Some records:
----

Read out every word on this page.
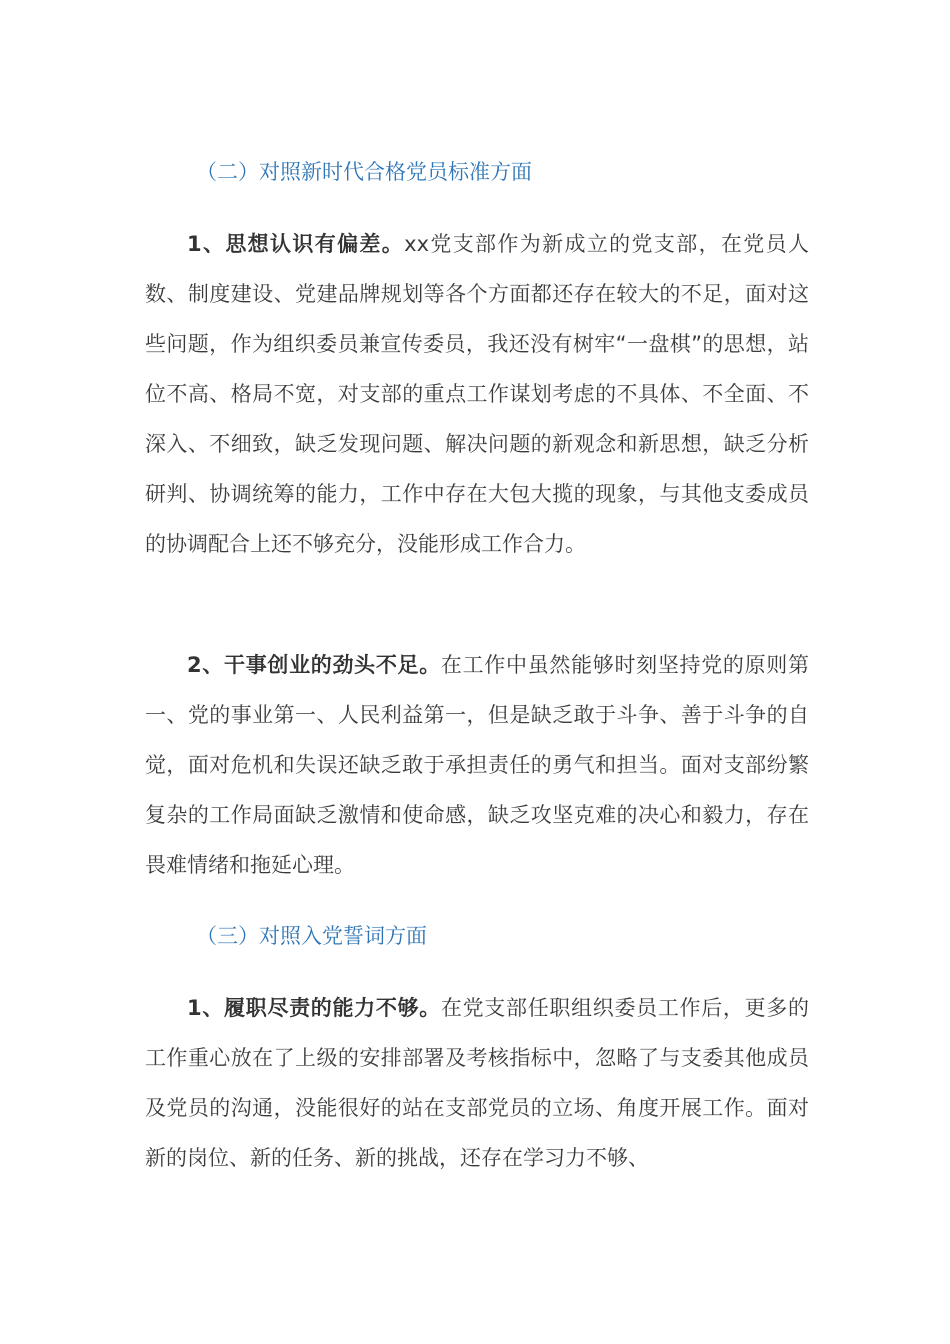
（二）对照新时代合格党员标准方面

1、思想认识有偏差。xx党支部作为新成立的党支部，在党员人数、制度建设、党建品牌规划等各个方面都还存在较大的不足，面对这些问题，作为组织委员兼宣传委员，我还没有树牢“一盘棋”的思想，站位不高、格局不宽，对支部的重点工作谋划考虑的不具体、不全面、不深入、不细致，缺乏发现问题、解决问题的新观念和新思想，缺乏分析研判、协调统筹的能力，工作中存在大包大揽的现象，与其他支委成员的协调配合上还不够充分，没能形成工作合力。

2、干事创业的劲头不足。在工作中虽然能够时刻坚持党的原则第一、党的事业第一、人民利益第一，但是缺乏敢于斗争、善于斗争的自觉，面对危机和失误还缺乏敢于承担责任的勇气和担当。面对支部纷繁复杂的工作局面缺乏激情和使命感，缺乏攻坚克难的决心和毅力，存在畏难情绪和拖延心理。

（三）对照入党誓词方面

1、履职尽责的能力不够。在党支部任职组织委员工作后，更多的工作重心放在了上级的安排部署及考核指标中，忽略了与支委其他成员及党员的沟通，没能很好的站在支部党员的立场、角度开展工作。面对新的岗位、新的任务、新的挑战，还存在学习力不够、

----

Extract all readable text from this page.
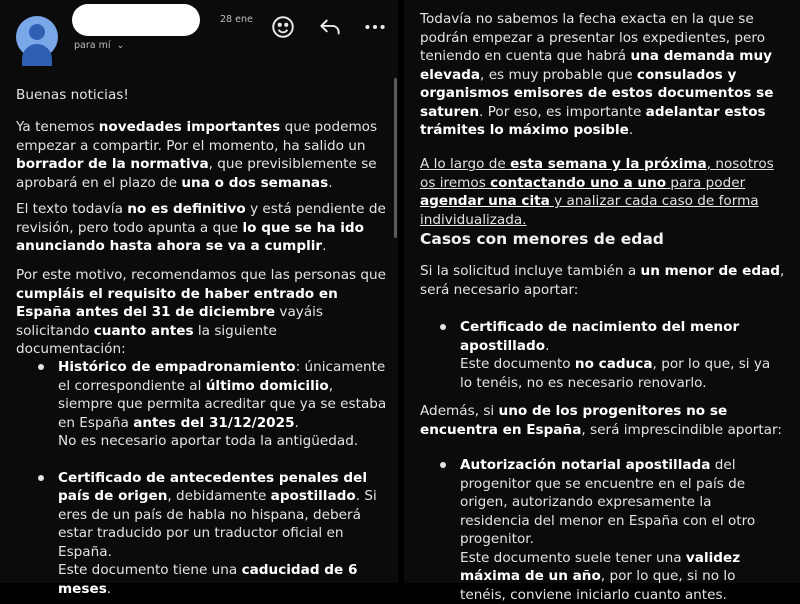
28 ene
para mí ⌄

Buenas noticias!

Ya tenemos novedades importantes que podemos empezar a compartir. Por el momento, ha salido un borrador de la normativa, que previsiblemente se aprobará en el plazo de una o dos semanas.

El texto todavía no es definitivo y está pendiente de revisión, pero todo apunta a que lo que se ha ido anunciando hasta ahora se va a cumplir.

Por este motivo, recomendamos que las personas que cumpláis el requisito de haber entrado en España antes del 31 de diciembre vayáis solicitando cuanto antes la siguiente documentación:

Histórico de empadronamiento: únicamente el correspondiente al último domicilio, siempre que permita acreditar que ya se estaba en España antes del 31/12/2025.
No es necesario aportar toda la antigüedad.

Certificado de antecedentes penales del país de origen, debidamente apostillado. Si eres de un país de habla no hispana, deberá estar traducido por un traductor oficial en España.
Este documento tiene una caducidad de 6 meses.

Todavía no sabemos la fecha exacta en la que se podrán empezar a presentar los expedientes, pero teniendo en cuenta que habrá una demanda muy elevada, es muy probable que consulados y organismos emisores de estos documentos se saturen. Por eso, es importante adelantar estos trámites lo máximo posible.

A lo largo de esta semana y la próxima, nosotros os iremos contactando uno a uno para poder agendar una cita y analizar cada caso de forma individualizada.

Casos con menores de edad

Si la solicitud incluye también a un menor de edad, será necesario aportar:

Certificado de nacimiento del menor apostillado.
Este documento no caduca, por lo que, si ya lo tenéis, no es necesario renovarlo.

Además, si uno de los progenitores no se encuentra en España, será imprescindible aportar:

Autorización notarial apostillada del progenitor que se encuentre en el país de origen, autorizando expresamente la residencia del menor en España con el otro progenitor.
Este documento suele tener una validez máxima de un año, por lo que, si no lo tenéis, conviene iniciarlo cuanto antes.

----

**Stated task**: The answer is a single number, the count of lines in the records that contain the string "tenéis".

**Correct response**: 2